→ **Instruction**: Quote all entries in full, exactly.

## begin Supplied records

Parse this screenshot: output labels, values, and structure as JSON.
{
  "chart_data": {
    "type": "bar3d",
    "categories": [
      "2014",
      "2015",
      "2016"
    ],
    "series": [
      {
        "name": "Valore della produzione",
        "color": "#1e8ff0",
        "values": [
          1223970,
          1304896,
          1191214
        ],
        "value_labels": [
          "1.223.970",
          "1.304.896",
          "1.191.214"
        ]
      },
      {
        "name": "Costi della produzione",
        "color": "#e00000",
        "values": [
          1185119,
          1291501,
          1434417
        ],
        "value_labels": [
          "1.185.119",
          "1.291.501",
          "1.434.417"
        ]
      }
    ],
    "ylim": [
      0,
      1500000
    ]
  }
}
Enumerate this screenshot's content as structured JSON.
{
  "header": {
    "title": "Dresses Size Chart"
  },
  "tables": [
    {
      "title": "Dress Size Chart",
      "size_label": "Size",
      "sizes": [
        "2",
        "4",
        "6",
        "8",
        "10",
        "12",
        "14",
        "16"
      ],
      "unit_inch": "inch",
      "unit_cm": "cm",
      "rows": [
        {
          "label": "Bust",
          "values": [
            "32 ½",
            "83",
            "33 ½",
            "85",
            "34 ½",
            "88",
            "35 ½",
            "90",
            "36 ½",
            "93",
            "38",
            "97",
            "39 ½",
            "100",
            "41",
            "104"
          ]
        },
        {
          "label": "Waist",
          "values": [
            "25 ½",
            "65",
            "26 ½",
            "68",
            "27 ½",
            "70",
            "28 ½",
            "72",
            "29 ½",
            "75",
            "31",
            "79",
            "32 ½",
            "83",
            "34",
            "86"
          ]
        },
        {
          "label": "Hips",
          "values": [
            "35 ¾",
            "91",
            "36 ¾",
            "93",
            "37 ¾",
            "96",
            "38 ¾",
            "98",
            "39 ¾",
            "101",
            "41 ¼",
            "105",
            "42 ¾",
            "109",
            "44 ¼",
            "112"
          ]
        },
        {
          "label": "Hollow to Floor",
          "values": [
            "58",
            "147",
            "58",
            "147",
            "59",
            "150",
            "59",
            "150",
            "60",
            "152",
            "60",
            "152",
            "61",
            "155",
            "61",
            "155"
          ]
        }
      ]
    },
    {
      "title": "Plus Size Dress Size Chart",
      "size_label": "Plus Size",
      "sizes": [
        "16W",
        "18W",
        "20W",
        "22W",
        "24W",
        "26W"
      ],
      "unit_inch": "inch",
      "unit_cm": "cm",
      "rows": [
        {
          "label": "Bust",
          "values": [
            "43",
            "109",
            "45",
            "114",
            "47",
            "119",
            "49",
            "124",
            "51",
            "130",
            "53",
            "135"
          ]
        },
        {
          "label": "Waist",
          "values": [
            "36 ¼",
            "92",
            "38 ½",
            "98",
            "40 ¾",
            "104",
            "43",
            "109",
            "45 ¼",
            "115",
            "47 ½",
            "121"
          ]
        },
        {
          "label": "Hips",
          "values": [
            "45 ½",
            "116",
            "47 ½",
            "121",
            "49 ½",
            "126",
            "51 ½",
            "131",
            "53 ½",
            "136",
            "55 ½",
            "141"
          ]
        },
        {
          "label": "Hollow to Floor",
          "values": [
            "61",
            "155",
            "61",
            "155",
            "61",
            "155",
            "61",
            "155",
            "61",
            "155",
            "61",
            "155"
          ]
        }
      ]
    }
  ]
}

## end Supplied records

→ **Exercise result**:
Parse this screenshot: output labels, values, and structure as JSON.
{
  "chart_data": {
    "type": "bar3d",
    "categories": [
      "2014",
      "2015",
      "2016"
    ],
    "series": [
      {
        "name": "Valore della produzione",
        "color": "#1e8ff0",
        "values": [
          1223970,
          1304896,
          1191214
        ],
        "value_labels": [
          "1.223.970",
          "1.304.896",
          "1.191.214"
        ]
      },
      {
        "name": "Costi della produzione",
        "color": "#e00000",
        "values": [
          1185119,
          1291501,
          1434417
        ],
        "value_labels": [
          "1.185.119",
          "1.291.501",
          "1.434.417"
        ]
      }
    ],
    "ylim": [
      0,
      1500000
    ]
  }
}
Enumerate this screenshot's content as structured JSON.
{
  "header": {
    "title": "Dresses Size Chart"
  },
  "tables": [
    {
      "title": "Dress Size Chart",
      "size_label": "Size",
      "sizes": [
        "2",
        "4",
        "6",
        "8",
        "10",
        "12",
        "14",
        "16"
      ],
      "unit_inch": "inch",
      "unit_cm": "cm",
      "rows": [
        {
          "label": "Bust",
          "values": [
            "32 ½",
            "83",
            "33 ½",
            "85",
            "34 ½",
            "88",
            "35 ½",
            "90",
            "36 ½",
            "93",
            "38",
            "97",
            "39 ½",
            "100",
            "41",
            "104"
          ]
        },
        {
          "label": "Waist",
          "values": [
            "25 ½",
            "65",
            "26 ½",
            "68",
            "27 ½",
            "70",
            "28 ½",
            "72",
            "29 ½",
            "75",
            "31",
            "79",
            "32 ½",
            "83",
            "34",
            "86"
          ]
        },
        {
          "label": "Hips",
          "values": [
            "35 ¾",
            "91",
            "36 ¾",
            "93",
            "37 ¾",
            "96",
            "38 ¾",
            "98",
            "39 ¾",
            "101",
            "41 ¼",
            "105",
            "42 ¾",
            "109",
            "44 ¼",
            "112"
          ]
        },
        {
          "label": "Hollow to Floor",
          "values": [
            "58",
            "147",
            "58",
            "147",
            "59",
            "150",
            "59",
            "150",
            "60",
            "152",
            "60",
            "152",
            "61",
            "155",
            "61",
            "155"
          ]
        }
      ]
    },
    {
      "title": "Plus Size Dress Size Chart",
      "size_label": "Plus Size",
      "sizes": [
        "16W",
        "18W",
        "20W",
        "22W",
        "24W",
        "26W"
      ],
      "unit_inch": "inch",
      "unit_cm": "cm",
      "rows": [
        {
          "label": "Bust",
          "values": [
            "43",
            "109",
            "45",
            "114",
            "47",
            "119",
            "49",
            "124",
            "51",
            "130",
            "53",
            "135"
          ]
        },
        {
          "label": "Waist",
          "values": [
            "36 ¼",
            "92",
            "38 ½",
            "98",
            "40 ¾",
            "104",
            "43",
            "109",
            "45 ¼",
            "115",
            "47 ½",
            "121"
          ]
        },
        {
          "label": "Hips",
          "values": [
            "45 ½",
            "116",
            "47 ½",
            "121",
            "49 ½",
            "126",
            "51 ½",
            "131",
            "53 ½",
            "136",
            "55 ½",
            "141"
          ]
        },
        {
          "label": "Hollow to Floor",
          "values": [
            "61",
            "155",
            "61",
            "155",
            "61",
            "155",
            "61",
            "155",
            "61",
            "155",
            "61",
            "155"
          ]
        }
      ]
    }
  ]
}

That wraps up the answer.